INSTRUCTION:
In the listing that follows, count every line with the word "this" in it and write only the total.

AVAILABLE DATA:
--
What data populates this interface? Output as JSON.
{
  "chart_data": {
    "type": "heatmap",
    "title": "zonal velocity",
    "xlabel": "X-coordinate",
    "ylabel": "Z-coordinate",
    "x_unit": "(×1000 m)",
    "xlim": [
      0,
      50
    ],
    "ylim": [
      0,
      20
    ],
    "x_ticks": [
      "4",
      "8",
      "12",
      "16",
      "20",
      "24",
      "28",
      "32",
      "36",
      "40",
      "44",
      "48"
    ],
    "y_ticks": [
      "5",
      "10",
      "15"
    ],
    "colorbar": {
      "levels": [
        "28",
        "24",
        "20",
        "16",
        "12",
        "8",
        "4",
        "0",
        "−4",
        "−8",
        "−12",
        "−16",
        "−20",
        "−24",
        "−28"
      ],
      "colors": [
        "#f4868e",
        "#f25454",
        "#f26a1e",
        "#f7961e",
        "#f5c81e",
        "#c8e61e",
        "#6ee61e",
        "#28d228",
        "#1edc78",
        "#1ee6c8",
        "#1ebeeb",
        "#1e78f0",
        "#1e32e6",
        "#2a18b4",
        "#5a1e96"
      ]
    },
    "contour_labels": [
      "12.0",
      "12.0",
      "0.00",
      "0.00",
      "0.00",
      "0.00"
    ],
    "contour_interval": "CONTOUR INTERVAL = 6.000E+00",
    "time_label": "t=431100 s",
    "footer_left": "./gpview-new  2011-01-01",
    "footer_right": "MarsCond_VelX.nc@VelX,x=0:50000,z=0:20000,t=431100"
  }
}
--
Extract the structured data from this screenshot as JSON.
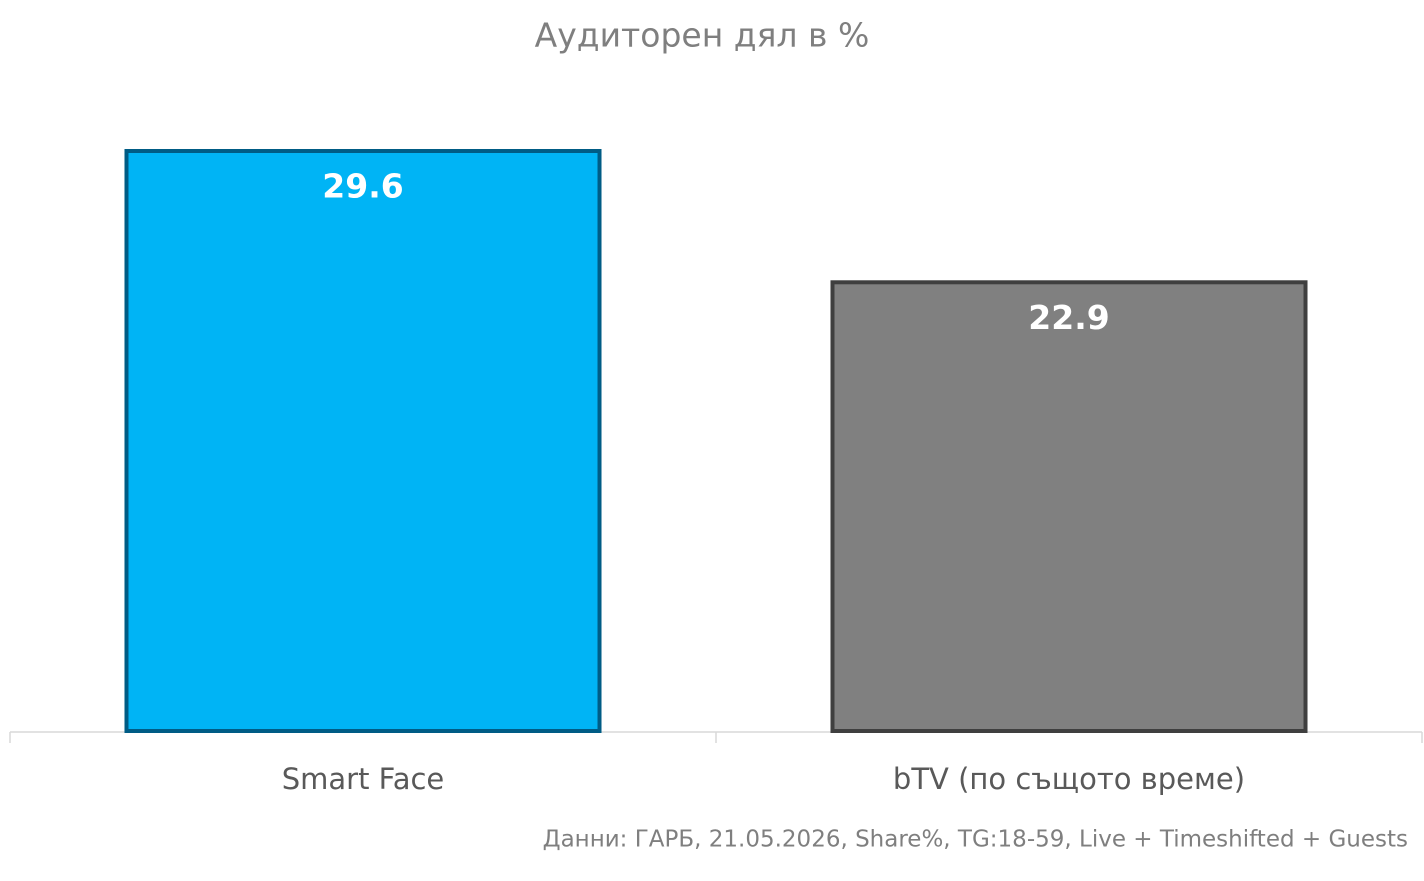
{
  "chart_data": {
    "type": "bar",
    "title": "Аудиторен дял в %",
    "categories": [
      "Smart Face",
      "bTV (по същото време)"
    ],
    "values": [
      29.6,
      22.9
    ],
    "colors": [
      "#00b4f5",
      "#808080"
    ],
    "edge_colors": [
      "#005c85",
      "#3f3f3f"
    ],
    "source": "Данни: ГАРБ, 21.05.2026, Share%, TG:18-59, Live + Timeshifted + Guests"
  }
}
--
FINISHED ANSWER:
2